What you need to do
Recast every line of the records below as a Markdown table, skipping blank lines, with a column named Row for the row number and a column named Entry for the line itself.

Dataset rows
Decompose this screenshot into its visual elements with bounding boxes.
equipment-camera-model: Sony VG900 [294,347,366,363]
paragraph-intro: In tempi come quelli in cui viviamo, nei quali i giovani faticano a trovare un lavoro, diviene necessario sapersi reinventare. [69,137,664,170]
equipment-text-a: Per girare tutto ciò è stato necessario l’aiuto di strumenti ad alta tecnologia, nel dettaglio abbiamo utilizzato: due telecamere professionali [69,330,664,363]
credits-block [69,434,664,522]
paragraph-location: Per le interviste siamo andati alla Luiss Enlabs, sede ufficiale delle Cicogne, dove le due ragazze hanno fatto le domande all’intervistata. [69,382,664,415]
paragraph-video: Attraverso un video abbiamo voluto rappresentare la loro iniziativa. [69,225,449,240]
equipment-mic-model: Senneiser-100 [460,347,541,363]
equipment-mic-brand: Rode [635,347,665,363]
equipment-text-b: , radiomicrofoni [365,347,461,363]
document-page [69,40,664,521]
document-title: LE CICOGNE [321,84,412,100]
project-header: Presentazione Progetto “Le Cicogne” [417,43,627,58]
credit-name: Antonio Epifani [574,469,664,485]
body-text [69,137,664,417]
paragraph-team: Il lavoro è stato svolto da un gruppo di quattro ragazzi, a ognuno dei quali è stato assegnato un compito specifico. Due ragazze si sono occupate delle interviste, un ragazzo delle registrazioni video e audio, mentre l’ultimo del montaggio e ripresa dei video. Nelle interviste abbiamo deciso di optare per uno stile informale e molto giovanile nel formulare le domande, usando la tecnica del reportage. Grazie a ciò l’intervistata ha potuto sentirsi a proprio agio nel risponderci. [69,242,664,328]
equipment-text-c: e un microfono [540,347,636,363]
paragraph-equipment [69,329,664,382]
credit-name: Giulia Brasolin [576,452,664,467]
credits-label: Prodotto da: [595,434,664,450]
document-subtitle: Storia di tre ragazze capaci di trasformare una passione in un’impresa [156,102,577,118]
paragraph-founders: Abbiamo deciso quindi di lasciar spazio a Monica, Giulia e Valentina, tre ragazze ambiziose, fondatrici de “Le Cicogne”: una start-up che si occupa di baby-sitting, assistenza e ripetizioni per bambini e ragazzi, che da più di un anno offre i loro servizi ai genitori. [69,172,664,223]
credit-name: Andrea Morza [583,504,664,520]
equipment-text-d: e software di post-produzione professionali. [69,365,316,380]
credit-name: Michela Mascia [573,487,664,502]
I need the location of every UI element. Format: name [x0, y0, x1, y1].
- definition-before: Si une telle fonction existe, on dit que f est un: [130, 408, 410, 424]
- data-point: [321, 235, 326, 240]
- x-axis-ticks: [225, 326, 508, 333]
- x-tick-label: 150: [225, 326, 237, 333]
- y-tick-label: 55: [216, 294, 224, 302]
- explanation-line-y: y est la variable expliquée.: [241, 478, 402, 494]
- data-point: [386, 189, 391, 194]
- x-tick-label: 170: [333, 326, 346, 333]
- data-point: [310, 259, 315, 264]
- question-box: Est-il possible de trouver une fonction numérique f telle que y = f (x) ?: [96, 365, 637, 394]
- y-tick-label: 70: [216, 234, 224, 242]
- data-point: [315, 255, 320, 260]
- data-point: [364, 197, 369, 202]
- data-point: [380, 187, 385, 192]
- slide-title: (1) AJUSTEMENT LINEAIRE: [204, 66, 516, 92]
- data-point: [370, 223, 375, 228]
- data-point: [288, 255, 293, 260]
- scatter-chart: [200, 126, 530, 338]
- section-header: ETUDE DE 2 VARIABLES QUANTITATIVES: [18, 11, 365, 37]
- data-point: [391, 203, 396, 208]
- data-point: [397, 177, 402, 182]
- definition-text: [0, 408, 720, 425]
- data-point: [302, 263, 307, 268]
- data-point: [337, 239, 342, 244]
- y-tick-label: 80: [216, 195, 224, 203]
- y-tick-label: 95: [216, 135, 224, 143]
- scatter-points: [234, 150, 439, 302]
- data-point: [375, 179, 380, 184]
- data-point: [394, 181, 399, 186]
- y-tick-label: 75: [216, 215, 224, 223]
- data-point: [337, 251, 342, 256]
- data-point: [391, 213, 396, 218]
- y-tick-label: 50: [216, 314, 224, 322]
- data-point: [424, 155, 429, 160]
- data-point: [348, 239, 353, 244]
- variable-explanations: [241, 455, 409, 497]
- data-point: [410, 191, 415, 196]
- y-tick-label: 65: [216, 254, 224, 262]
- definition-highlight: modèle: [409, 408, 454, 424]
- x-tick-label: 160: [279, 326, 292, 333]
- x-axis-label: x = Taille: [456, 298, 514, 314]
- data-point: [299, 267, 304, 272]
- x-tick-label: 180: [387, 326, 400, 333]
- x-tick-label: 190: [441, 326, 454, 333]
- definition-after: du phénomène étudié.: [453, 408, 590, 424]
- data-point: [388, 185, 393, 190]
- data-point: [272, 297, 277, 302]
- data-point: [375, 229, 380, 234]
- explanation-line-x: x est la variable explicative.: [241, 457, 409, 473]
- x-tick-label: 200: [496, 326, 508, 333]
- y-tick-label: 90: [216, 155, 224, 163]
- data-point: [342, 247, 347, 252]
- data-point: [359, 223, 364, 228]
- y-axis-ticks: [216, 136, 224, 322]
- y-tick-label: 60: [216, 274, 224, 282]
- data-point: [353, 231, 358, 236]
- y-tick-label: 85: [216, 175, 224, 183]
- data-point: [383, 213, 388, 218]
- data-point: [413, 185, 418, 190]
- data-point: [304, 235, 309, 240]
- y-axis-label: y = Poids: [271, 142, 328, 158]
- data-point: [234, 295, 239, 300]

Solution for this task
| Row | Entry |
|---|---|
| 1 | Decompose this screenshot into its visual elements with bounding boxes. |
| 2 | equipment-camera-model: Sony VG900 [294,347,366,363] |
| 3 | paragraph-intro: In tempi come quelli in cui viviamo, nei quali i giovani faticano a trovare un lavoro, diviene necessario sapersi reinventare. [69,137,664,170] |
| 4 | equipment-text-a: Per girare tutto ciò è stato necessario l’aiuto di strumenti ad alta tecnologia, nel dettaglio abbiamo utilizzato: due telecamere professionali [69,330,664,363] |
| 5 | credits-block [69,434,664,522] |
| 6 | paragraph-location: Per le interviste siamo andati alla Luiss Enlabs, sede ufficiale delle Cicogne, dove le due ragazze hanno fatto le domande all’intervistata. [69,382,664,415] |
| 7 | paragraph-video: Attraverso un video abbiamo voluto rappresentare la loro iniziativa. [69,225,449,240] |
| 8 | equipment-mic-model: Senneiser-100 [460,347,541,363] |
| 9 | equipment-mic-brand: Rode [635,347,665,363] |
| 10 | equipment-text-b: , radiomicrofoni [365,347,461,363] |
| 11 | document-page [69,40,664,521] |
| 12 | document-title: LE CICOGNE [321,84,412,100] |
| 13 | project-header: Presentazione Progetto “Le Cicogne” [417,43,627,58] |
| 14 | credit-name: Antonio Epifani [574,469,664,485] |
| 15 | body-text [69,137,664,417] |
| 16 | paragraph-team: Il lavoro è stato svolto da un gruppo di quattro ragazzi, a ognuno dei quali è stato assegnato un compito specifico. Due ragazze si sono occupate delle interviste, un ragazzo delle registrazioni video e audio, mentre l’ultimo del montaggio e ripresa dei video. Nelle interviste abbiamo deciso di optare per uno stile informale e molto giovanile nel formulare le domande, usando la tecnica del reportage. Grazie a ciò l’intervistata ha potuto sentirsi a proprio agio nel risponderci. [69,242,664,328] |
| 17 | equipment-text-c: e un microfono [540,347,636,363] |
| 18 | paragraph-equipment [69,329,664,382] |
| 19 | credit-name: Giulia Brasolin [576,452,664,467] |
| 20 | credits-label: Prodotto da: [595,434,664,450] |
| 21 | document-subtitle: Storia di tre ragazze capaci di trasformare una passione in un’impresa [156,102,577,118] |
| 22 | paragraph-founders: Abbiamo deciso quindi di lasciar spazio a Monica, Giulia e Valentina, tre ragazze ambiziose, fondatrici de “Le Cicogne”: una start-up che si occupa di baby-sitting, assistenza e ripetizioni per bambini e ragazzi, che da più di un anno offre i loro servizi ai genitori. [69,172,664,223] |
| 23 | credit-name: Andrea Morza [583,504,664,520] |
| 24 | equipment-text-d: e software di post-produzione professionali. [69,365,316,380] |
| 25 | credit-name: Michela Mascia [573,487,664,502] |
| 26 | I need the location of every UI element. Format: name [x0, y0, x1, y1]. |
| 27 | - definition-before: Si une telle fonction existe, on dit que f est un: [130, 408, 410, 424] |
| 28 | - data-point: [321, 235, 326, 240] |
| 29 | - x-axis-ticks: [225, 326, 508, 333] |
| 30 | - x-tick-label: 150: [225, 326, 237, 333] |
| 31 | - y-tick-label: 55: [216, 294, 224, 302] |
| 32 | - explanation-line-y: y est la variable expliquée.: [241, 478, 402, 494] |
| 33 | - data-point: [386, 189, 391, 194] |
| 34 | - x-tick-label: 170: [333, 326, 346, 333] |
| 35 | - data-point: [310, 259, 315, 264] |
| 36 | - question-box: Est-il possible de trouver une fonction numérique f telle que y = f (x) ?: [96, 365, 637, 394] |
| 37 | - y-tick-label: 70: [216, 234, 224, 242] |
| 38 | - data-point: [315, 255, 320, 260] |
| 39 | - data-point: [364, 197, 369, 202] |
| 40 | - data-point: [380, 187, 385, 192] |
| 41 | - slide-title: (1) AJUSTEMENT LINEAIRE: [204, 66, 516, 92] |
| 42 | - data-point: [370, 223, 375, 228] |
| 43 | - data-point: [288, 255, 293, 260] |
| 44 | - scatter-chart: [200, 126, 530, 338] |
| 45 | - section-header: ETUDE DE 2 VARIABLES QUANTITATIVES: [18, 11, 365, 37] |
| 46 | - data-point: [391, 203, 396, 208] |
| 47 | - data-point: [397, 177, 402, 182] |
| 48 | - definition-text: [0, 408, 720, 425] |
| 49 | - data-point: [302, 263, 307, 268] |
| 50 | - data-point: [337, 239, 342, 244] |
| 51 | - y-tick-label: 80: [216, 195, 224, 203] |
| 52 | - y-tick-label: 95: [216, 135, 224, 143] |
| 53 | - scatter-points: [234, 150, 439, 302] |
| 54 | - data-point: [375, 179, 380, 184] |
| 55 | - data-point: [394, 181, 399, 186] |
| 56 | - y-tick-label: 75: [216, 215, 224, 223] |
| 57 | - data-point: [337, 251, 342, 256] |
| 58 | - data-point: [391, 213, 396, 218] |
| 59 | - y-tick-label: 50: [216, 314, 224, 322] |
| 60 | - data-point: [424, 155, 429, 160] |
| 61 | - data-point: [348, 239, 353, 244] |
| 62 | - variable-explanations: [241, 455, 409, 497] |
| 63 | - data-point: [410, 191, 415, 196] |
| 64 | - y-tick-label: 65: [216, 254, 224, 262] |
| 65 | - definition-highlight: modèle: [409, 408, 454, 424] |
| 66 | - x-tick-label: 160: [279, 326, 292, 333] |
| 67 | - x-axis-label: x = Taille: [456, 298, 514, 314] |
| 68 | - data-point: [299, 267, 304, 272] |
| 69 | - x-tick-label: 180: [387, 326, 400, 333] |
| 70 | - x-tick-label: 190: [441, 326, 454, 333] |
| 71 | - definition-after: du phénomène étudié.: [453, 408, 590, 424] |
| 72 | - data-point: [388, 185, 393, 190] |
| 73 | - data-point: [272, 297, 277, 302] |
| 74 | - data-point: [375, 229, 380, 234] |
| 75 | - explanation-line-x: x est la variable explicative.: [241, 457, 409, 473] |
| 76 | - x-tick-label: 200: [496, 326, 508, 333] |
| 77 | - y-tick-label: 90: [216, 155, 224, 163] |
| 78 | - data-point: [342, 247, 347, 252] |
| 79 | - data-point: [359, 223, 364, 228] |
| 80 | - y-axis-ticks: [216, 136, 224, 322] |
| 81 | - y-tick-label: 60: [216, 274, 224, 282] |
| 82 | - data-point: [353, 231, 358, 236] |
| 83 | - y-tick-label: 85: [216, 175, 224, 183] |
| 84 | - data-point: [383, 213, 388, 218] |
| 85 | - data-point: [413, 185, 418, 190] |
| 86 | - data-point: [304, 235, 309, 240] |
| 87 | - y-axis-label: y = Poids: [271, 142, 328, 158] |
| 88 | - data-point: [234, 295, 239, 300] |